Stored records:
++++++++++

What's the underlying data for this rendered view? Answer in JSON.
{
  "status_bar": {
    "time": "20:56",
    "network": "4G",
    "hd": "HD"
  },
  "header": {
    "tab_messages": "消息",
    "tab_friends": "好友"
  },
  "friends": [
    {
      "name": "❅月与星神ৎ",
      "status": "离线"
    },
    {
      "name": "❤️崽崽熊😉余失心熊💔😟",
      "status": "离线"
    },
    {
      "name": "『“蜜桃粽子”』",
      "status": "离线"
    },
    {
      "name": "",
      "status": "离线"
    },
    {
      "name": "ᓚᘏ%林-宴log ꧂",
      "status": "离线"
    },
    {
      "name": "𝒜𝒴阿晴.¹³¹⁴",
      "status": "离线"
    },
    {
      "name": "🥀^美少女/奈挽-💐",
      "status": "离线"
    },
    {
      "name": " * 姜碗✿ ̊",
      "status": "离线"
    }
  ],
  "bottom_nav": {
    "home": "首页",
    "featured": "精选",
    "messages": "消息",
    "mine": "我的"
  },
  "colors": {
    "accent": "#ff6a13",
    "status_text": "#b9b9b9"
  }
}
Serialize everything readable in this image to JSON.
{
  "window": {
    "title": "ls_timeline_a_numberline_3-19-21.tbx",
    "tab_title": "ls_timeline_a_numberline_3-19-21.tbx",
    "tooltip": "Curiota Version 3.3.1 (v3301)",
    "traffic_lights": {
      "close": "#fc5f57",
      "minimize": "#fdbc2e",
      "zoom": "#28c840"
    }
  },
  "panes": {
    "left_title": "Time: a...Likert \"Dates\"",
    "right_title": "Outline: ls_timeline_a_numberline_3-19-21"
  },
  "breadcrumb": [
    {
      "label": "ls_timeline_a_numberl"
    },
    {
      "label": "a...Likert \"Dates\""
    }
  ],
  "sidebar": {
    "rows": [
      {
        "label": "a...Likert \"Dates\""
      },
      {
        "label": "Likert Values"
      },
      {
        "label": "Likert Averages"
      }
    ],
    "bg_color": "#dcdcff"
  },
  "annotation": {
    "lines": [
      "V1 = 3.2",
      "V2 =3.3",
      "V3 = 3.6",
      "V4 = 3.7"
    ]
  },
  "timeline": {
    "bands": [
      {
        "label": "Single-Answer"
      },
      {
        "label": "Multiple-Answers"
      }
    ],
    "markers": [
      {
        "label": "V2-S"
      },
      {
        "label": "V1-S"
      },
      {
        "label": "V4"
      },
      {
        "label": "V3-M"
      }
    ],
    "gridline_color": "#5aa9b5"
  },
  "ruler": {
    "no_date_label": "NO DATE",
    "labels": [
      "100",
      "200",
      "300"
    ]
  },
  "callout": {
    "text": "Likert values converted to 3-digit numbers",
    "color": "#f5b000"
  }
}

++++++++++

Your task is to list each line of the records with the word "JSON".

### THE RESPONSE
What's the underlying data for this rendered view? Answer in JSON.
Serialize everything readable in this image to JSON.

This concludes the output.